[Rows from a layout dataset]
▼

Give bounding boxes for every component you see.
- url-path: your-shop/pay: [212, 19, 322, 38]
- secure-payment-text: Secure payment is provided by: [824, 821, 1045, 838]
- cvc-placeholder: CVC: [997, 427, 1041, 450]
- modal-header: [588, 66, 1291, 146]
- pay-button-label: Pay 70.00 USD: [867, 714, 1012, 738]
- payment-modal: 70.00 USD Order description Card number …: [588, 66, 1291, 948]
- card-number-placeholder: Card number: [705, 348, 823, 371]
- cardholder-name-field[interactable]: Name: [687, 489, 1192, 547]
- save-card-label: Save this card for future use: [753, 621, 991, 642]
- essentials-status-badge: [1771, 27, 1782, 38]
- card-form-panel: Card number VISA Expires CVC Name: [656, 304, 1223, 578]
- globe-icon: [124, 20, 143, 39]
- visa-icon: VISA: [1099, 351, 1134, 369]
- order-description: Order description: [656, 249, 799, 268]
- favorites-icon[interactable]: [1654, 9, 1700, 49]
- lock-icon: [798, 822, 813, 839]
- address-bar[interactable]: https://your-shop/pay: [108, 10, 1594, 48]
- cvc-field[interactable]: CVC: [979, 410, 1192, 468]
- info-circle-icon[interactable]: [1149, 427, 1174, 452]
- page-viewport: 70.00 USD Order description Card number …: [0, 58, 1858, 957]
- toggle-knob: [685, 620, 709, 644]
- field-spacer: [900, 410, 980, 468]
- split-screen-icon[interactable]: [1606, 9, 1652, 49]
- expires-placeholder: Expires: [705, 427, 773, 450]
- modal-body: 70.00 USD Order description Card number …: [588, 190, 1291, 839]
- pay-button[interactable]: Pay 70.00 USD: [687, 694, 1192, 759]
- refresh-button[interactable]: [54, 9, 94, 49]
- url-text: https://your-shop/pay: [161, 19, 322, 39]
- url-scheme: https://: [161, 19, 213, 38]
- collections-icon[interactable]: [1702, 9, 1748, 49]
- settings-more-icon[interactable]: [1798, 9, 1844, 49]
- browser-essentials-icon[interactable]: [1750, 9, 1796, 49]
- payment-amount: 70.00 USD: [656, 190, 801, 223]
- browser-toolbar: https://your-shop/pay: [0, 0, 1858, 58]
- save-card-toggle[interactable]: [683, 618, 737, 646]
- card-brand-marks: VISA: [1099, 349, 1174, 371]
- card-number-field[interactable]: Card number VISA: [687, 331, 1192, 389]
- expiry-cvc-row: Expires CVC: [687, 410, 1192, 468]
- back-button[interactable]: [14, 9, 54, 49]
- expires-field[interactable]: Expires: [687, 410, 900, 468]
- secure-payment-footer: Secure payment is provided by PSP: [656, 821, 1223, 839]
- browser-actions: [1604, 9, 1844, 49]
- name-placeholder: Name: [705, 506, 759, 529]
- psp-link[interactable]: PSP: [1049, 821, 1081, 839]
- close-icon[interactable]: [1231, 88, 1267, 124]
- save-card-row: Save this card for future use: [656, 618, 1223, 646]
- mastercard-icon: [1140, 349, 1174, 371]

▲

_WHAT IS REQUIRED_:
Copy every line of the records above word for word.

_RESPONSE BELOW_:
Give bounding boxes for every component you see.
- url-path: your-shop/pay: [212, 19, 322, 38]
- secure-payment-text: Secure payment is provided by: [824, 821, 1045, 838]
- cvc-placeholder: CVC: [997, 427, 1041, 450]
- modal-header: [588, 66, 1291, 146]
- pay-button-label: Pay 70.00 USD: [867, 714, 1012, 738]
- payment-modal: 70.00 USD Order description Card number …: [588, 66, 1291, 948]
- card-number-placeholder: Card number: [705, 348, 823, 371]
- cardholder-name-field[interactable]: Name: [687, 489, 1192, 547]
- save-card-label: Save this card for future use: [753, 621, 991, 642]
- essentials-status-badge: [1771, 27, 1782, 38]
- card-form-panel: Card number VISA Expires CVC Name: [656, 304, 1223, 578]
- globe-icon: [124, 20, 143, 39]
- visa-icon: VISA: [1099, 351, 1134, 369]
- order-description: Order description: [656, 249, 799, 268]
- favorites-icon[interactable]: [1654, 9, 1700, 49]
- lock-icon: [798, 822, 813, 839]
- address-bar[interactable]: https://your-shop/pay: [108, 10, 1594, 48]
- cvc-field[interactable]: CVC: [979, 410, 1192, 468]
- info-circle-icon[interactable]: [1149, 427, 1174, 452]
- page-viewport: 70.00 USD Order description Card number …: [0, 58, 1858, 957]
- toggle-knob: [685, 620, 709, 644]
- field-spacer: [900, 410, 980, 468]
- split-screen-icon[interactable]: [1606, 9, 1652, 49]
- expires-placeholder: Expires: [705, 427, 773, 450]
- modal-body: 70.00 USD Order description Card number …: [588, 190, 1291, 839]
- pay-button[interactable]: Pay 70.00 USD: [687, 694, 1192, 759]
- refresh-button[interactable]: [54, 9, 94, 49]
- url-text: https://your-shop/pay: [161, 19, 322, 39]
- url-scheme: https://: [161, 19, 213, 38]
- collections-icon[interactable]: [1702, 9, 1748, 49]
- settings-more-icon[interactable]: [1798, 9, 1844, 49]
- browser-essentials-icon[interactable]: [1750, 9, 1796, 49]
- payment-amount: 70.00 USD: [656, 190, 801, 223]
- browser-toolbar: https://your-shop/pay: [0, 0, 1858, 58]
- save-card-toggle[interactable]: [683, 618, 737, 646]
- card-brand-marks: VISA: [1099, 349, 1174, 371]
- card-number-field[interactable]: Card number VISA: [687, 331, 1192, 389]
- expiry-cvc-row: Expires CVC: [687, 410, 1192, 468]
- back-button[interactable]: [14, 9, 54, 49]
- expires-field[interactable]: Expires: [687, 410, 900, 468]
- secure-payment-footer: Secure payment is provided by PSP: [656, 821, 1223, 839]
- browser-actions: [1604, 9, 1844, 49]
- name-placeholder: Name: [705, 506, 759, 529]
- psp-link[interactable]: PSP: [1049, 821, 1081, 839]
- close-icon[interactable]: [1231, 88, 1267, 124]
- save-card-row: Save this card for future use: [656, 618, 1223, 646]
- mastercard-icon: [1140, 349, 1174, 371]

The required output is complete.